* **Request**
In the records that follow, show each line where the word "Generate" is present.

* **Provided records**

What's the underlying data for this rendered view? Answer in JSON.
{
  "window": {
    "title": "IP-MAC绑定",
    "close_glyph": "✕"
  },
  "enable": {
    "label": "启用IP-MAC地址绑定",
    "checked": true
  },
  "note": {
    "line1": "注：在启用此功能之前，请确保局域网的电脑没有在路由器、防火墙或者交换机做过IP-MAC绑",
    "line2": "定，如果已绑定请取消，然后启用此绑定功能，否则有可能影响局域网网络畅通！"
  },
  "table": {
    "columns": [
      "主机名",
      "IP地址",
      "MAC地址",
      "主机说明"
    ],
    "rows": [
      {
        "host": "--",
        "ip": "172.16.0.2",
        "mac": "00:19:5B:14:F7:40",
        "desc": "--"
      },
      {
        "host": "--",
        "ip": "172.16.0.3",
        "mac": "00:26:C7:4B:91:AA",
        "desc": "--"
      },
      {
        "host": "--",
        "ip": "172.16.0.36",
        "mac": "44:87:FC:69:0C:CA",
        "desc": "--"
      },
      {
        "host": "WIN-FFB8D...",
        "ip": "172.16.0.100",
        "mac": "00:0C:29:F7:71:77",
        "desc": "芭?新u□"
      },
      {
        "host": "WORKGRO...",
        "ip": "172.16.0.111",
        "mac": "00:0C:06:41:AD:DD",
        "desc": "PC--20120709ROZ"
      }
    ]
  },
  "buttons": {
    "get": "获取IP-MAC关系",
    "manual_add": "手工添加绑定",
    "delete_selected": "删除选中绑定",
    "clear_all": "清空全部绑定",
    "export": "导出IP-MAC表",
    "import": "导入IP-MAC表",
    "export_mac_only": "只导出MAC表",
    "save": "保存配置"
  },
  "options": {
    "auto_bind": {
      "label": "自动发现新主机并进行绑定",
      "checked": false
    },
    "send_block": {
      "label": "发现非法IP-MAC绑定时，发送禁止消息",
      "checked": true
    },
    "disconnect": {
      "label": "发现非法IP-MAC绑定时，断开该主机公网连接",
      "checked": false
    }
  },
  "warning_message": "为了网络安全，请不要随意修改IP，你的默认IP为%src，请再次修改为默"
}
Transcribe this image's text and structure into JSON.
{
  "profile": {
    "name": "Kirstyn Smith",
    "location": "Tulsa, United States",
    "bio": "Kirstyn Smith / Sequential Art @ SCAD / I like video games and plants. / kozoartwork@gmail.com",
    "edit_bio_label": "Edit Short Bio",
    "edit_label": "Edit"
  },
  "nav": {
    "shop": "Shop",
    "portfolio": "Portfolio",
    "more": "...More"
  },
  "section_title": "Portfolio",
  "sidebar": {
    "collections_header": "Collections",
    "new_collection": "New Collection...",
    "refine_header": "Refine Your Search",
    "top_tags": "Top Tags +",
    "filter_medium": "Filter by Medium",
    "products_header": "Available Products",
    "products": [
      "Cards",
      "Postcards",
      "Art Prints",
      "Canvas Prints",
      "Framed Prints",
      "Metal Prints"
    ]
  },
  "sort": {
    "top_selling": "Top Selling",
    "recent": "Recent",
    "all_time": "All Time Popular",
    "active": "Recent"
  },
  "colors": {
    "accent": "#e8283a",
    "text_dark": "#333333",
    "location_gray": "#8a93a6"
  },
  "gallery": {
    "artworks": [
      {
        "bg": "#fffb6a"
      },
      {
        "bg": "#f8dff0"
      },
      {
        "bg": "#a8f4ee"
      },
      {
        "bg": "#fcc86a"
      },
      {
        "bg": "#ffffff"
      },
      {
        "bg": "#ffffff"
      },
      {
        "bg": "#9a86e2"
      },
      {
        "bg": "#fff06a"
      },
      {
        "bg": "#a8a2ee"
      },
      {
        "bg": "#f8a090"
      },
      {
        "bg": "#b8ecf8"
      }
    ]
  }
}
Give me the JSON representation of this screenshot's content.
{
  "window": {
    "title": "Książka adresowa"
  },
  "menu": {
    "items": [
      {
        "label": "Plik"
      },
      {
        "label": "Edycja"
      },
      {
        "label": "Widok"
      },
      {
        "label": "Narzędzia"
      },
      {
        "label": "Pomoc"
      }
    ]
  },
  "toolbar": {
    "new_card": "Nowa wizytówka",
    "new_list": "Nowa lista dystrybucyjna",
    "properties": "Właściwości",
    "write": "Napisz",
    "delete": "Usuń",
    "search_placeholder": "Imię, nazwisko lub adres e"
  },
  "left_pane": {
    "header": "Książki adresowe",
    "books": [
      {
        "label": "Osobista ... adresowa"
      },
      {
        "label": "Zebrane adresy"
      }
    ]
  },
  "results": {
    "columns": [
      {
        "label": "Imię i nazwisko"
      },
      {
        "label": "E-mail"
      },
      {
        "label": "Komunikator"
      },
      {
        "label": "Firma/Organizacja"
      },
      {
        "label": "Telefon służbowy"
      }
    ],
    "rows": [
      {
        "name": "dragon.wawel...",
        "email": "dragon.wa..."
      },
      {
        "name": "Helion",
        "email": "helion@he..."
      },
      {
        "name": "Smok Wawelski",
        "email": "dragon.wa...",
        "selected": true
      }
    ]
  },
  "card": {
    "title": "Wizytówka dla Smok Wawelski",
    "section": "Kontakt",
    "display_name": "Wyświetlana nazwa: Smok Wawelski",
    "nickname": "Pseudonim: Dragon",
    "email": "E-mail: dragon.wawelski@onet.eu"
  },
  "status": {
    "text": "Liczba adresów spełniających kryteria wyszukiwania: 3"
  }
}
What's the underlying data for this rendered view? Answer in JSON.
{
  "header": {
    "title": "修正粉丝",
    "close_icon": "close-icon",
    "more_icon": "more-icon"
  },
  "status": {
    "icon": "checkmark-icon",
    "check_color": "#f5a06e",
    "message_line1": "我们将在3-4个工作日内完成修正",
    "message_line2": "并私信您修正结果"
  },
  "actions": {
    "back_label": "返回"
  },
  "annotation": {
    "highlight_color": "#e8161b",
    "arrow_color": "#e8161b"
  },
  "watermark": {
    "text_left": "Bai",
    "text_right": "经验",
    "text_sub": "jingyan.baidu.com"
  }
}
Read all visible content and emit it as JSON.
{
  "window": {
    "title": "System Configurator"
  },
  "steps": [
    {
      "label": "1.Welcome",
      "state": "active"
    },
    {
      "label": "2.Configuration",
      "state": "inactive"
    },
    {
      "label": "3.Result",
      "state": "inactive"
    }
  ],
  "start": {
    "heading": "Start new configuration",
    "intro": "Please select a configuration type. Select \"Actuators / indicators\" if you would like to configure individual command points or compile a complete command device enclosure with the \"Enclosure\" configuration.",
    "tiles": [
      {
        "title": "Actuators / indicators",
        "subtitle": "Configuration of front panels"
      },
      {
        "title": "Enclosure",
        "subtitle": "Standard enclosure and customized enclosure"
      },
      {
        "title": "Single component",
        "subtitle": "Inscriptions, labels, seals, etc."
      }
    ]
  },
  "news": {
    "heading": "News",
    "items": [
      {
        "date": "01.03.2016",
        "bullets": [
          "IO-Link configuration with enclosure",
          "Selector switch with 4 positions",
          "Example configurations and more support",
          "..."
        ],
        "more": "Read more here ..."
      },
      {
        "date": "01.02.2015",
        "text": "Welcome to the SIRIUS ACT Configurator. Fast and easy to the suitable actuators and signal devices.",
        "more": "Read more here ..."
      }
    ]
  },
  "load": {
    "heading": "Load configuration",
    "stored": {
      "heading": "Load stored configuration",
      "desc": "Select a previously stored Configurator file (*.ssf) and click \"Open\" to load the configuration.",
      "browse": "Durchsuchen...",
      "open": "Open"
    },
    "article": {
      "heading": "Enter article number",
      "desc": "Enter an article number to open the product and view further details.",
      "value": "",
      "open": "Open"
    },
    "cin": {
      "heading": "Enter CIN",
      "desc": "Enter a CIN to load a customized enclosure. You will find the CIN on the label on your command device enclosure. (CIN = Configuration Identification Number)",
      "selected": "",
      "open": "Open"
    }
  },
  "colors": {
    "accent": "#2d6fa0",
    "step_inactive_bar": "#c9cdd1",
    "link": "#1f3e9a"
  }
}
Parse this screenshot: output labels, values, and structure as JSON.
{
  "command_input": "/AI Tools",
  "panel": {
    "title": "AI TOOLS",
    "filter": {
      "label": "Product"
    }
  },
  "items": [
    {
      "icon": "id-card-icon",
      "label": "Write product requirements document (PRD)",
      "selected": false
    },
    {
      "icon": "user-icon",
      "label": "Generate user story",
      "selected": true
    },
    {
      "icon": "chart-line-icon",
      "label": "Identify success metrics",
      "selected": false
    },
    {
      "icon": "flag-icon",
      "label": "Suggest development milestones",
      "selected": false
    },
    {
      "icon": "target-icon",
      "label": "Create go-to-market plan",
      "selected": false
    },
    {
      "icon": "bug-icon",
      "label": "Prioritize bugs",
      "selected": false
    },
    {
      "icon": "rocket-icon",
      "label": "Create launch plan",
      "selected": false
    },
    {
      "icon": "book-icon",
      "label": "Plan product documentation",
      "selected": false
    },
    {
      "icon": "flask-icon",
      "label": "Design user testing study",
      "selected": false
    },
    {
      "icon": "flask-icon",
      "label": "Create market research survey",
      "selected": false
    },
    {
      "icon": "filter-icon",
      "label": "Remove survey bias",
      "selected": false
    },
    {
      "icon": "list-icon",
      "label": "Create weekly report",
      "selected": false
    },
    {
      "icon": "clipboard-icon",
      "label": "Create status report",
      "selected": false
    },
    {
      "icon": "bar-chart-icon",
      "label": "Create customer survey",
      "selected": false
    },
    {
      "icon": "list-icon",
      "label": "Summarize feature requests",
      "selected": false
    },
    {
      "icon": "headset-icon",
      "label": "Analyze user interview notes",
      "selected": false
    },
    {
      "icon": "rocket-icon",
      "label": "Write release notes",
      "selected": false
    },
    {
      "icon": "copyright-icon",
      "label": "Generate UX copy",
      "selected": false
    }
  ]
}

* **Task response**
      "label": "Generate user story",
      "label": "Generate UX copy",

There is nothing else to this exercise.